STATED TASK — Say how many lines in the data below contain the word "type", and give no other text.

EXERCISE INPUTS —
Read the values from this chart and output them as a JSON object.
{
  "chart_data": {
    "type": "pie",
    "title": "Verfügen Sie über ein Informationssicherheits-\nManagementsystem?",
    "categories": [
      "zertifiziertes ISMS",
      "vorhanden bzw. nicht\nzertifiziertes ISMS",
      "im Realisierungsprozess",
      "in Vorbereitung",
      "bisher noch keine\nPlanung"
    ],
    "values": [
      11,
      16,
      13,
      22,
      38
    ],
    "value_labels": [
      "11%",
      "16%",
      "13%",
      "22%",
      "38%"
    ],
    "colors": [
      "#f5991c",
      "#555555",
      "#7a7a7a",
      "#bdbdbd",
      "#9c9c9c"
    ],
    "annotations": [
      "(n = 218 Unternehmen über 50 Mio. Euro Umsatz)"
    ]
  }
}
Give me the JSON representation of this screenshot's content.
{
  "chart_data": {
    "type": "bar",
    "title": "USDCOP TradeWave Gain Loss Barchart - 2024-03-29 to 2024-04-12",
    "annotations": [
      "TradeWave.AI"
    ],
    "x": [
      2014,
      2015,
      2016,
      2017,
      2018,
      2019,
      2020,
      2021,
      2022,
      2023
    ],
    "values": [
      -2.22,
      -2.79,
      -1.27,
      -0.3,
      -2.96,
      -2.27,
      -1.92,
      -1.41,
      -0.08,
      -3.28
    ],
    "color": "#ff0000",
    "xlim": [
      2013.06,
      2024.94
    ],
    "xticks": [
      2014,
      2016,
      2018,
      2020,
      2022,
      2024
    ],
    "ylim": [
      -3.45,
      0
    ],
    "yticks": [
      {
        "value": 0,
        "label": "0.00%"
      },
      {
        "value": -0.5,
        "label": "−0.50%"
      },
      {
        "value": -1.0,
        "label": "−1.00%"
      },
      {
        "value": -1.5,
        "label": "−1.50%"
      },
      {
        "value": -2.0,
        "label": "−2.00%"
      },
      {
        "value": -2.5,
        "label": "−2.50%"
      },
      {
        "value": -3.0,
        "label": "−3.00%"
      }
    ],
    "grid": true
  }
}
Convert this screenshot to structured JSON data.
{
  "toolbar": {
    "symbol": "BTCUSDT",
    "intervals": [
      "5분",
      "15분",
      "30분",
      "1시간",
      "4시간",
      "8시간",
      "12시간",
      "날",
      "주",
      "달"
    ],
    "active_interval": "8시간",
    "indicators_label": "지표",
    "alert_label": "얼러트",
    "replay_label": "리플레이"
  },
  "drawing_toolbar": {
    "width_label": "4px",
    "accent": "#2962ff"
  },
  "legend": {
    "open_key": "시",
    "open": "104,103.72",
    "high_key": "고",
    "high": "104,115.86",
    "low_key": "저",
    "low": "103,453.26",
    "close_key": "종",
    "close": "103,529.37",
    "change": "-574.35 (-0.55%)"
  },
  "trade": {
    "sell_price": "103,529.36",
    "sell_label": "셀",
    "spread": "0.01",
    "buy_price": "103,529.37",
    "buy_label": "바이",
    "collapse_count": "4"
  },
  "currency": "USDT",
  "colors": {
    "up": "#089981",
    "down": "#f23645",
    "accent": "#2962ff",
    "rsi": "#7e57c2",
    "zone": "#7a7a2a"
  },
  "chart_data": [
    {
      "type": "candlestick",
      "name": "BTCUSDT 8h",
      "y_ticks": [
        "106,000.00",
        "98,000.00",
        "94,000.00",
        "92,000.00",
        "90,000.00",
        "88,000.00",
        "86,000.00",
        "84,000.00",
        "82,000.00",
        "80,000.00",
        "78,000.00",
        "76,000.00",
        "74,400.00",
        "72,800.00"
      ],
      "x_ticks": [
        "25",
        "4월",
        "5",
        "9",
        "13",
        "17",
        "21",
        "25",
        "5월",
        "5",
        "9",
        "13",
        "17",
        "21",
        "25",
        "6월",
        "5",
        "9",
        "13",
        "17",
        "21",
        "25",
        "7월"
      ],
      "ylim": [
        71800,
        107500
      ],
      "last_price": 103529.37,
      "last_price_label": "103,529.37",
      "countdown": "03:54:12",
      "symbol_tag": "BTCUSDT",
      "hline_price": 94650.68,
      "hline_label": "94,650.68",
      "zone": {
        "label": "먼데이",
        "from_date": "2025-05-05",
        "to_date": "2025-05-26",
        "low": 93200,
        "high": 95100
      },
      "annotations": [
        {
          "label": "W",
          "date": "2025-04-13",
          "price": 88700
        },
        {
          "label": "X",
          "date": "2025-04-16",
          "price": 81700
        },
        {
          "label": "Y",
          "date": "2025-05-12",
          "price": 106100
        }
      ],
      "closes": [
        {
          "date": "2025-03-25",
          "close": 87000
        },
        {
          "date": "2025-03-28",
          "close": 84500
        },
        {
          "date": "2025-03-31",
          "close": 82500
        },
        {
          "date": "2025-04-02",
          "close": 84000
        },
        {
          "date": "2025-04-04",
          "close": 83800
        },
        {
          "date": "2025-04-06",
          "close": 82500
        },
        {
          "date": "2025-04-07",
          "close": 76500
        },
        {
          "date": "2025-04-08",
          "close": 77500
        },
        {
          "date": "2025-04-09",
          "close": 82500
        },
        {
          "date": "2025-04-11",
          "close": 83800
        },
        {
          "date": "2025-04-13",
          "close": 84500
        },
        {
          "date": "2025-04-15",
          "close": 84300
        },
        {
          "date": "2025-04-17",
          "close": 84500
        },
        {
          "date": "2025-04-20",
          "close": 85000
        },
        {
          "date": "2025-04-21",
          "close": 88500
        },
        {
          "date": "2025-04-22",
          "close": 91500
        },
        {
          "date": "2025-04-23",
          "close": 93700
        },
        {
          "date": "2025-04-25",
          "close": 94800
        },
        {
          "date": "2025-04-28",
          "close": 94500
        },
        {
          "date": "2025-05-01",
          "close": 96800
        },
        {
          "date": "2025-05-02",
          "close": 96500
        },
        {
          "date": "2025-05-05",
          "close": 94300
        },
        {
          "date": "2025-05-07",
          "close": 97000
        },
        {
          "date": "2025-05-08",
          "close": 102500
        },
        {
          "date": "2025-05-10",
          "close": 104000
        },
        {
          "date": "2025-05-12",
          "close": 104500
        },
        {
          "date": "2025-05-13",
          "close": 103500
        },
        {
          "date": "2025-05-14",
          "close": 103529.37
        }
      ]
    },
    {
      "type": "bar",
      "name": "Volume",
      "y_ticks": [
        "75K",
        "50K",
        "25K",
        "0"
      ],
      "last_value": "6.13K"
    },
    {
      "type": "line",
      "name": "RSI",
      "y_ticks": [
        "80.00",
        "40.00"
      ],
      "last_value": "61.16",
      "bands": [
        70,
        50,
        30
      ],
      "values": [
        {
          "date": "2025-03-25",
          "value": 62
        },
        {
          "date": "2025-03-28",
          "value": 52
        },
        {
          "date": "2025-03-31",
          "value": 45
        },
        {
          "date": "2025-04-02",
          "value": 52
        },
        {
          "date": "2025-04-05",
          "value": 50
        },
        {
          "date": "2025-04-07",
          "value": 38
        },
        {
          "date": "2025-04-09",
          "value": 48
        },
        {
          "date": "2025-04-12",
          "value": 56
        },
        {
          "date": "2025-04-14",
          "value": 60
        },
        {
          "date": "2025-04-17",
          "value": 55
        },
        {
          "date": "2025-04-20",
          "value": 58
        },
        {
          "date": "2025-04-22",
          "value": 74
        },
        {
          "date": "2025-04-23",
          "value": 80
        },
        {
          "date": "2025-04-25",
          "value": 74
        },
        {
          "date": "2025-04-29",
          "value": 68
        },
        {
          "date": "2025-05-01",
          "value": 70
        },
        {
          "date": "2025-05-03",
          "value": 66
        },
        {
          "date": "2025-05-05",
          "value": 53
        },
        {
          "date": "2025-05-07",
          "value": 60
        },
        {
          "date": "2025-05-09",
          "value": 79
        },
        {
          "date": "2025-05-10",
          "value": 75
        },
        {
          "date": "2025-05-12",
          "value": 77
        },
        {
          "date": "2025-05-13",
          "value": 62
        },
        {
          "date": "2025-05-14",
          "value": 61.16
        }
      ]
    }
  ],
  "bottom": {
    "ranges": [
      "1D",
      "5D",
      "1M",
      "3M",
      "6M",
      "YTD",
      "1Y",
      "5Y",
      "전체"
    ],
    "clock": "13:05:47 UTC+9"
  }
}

RESPONSE TO THIS EXERCISE — 5